*** Listing ***

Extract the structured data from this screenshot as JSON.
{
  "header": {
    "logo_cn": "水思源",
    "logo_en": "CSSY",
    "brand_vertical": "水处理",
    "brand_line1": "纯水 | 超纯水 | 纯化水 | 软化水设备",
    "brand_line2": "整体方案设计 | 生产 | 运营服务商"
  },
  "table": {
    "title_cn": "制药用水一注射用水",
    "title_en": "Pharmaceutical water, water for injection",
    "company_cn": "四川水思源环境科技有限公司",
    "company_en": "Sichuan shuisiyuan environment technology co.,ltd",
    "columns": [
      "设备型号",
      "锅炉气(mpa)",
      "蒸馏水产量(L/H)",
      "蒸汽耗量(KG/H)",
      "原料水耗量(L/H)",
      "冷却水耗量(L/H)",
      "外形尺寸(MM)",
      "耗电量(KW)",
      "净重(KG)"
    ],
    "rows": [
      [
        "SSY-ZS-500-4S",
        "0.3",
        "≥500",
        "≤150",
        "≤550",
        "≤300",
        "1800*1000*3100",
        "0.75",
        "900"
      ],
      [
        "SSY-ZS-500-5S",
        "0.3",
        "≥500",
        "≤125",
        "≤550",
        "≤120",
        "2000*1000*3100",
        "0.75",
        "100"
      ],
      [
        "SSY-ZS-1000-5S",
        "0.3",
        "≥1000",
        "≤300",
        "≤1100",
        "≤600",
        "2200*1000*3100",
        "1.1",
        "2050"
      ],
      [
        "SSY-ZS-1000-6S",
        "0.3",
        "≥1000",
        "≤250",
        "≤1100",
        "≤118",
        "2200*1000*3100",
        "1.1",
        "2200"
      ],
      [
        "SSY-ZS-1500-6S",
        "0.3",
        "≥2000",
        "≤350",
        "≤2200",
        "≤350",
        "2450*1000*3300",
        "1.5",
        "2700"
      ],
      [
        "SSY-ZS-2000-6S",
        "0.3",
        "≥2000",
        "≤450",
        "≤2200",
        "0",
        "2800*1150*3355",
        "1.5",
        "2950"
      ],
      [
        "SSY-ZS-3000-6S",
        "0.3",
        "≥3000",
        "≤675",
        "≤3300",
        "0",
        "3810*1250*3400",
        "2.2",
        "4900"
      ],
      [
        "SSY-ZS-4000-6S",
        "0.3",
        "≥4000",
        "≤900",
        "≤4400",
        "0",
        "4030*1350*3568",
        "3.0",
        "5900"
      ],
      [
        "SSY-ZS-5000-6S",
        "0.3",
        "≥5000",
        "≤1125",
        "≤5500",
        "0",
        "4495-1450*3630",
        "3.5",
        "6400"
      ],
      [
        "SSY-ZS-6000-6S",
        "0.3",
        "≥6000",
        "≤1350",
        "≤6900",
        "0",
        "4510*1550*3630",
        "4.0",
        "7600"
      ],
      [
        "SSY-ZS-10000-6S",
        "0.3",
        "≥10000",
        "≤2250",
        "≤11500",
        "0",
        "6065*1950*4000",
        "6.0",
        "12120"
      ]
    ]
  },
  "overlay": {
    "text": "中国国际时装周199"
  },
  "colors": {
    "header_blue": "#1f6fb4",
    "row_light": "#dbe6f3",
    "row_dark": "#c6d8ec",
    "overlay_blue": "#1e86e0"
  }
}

***

#### Stated exercise:
Quote the whole listing above, leaving nothing out.

#### Task solution:
Extract the structured data from this screenshot as JSON.
{
  "header": {
    "logo_cn": "水思源",
    "logo_en": "CSSY",
    "brand_vertical": "水处理",
    "brand_line1": "纯水 | 超纯水 | 纯化水 | 软化水设备",
    "brand_line2": "整体方案设计 | 生产 | 运营服务商"
  },
  "table": {
    "title_cn": "制药用水一注射用水",
    "title_en": "Pharmaceutical water, water for injection",
    "company_cn": "四川水思源环境科技有限公司",
    "company_en": "Sichuan shuisiyuan environment technology co.,ltd",
    "columns": [
      "设备型号",
      "锅炉气(mpa)",
      "蒸馏水产量(L/H)",
      "蒸汽耗量(KG/H)",
      "原料水耗量(L/H)",
      "冷却水耗量(L/H)",
      "外形尺寸(MM)",
      "耗电量(KW)",
      "净重(KG)"
    ],
    "rows": [
      [
        "SSY-ZS-500-4S",
        "0.3",
        "≥500",
        "≤150",
        "≤550",
        "≤300",
        "1800*1000*3100",
        "0.75",
        "900"
      ],
      [
        "SSY-ZS-500-5S",
        "0.3",
        "≥500",
        "≤125",
        "≤550",
        "≤120",
        "2000*1000*3100",
        "0.75",
        "100"
      ],
      [
        "SSY-ZS-1000-5S",
        "0.3",
        "≥1000",
        "≤300",
        "≤1100",
        "≤600",
        "2200*1000*3100",
        "1.1",
        "2050"
      ],
      [
        "SSY-ZS-1000-6S",
        "0.3",
        "≥1000",
        "≤250",
        "≤1100",
        "≤118",
        "2200*1000*3100",
        "1.1",
        "2200"
      ],
      [
        "SSY-ZS-1500-6S",
        "0.3",
        "≥2000",
        "≤350",
        "≤2200",
        "≤350",
        "2450*1000*3300",
        "1.5",
        "2700"
      ],
      [
        "SSY-ZS-2000-6S",
        "0.3",
        "≥2000",
        "≤450",
        "≤2200",
        "0",
        "2800*1150*3355",
        "1.5",
        "2950"
      ],
      [
        "SSY-ZS-3000-6S",
        "0.3",
        "≥3000",
        "≤675",
        "≤3300",
        "0",
        "3810*1250*3400",
        "2.2",
        "4900"
      ],
      [
        "SSY-ZS-4000-6S",
        "0.3",
        "≥4000",
        "≤900",
        "≤4400",
        "0",
        "4030*1350*3568",
        "3.0",
        "5900"
      ],
      [
        "SSY-ZS-5000-6S",
        "0.3",
        "≥5000",
        "≤1125",
        "≤5500",
        "0",
        "4495-1450*3630",
        "3.5",
        "6400"
      ],
      [
        "SSY-ZS-6000-6S",
        "0.3",
        "≥6000",
        "≤1350",
        "≤6900",
        "0",
        "4510*1550*3630",
        "4.0",
        "7600"
      ],
      [
        "SSY-ZS-10000-6S",
        "0.3",
        "≥10000",
        "≤2250",
        "≤11500",
        "0",
        "6065*1950*4000",
        "6.0",
        "12120"
      ]
    ]
  },
  "overlay": {
    "text": "中国国际时装周199"
  },
  "colors": {
    "header_blue": "#1f6fb4",
    "row_light": "#dbe6f3",
    "row_dark": "#c6d8ec",
    "overlay_blue": "#1e86e0"
  }
}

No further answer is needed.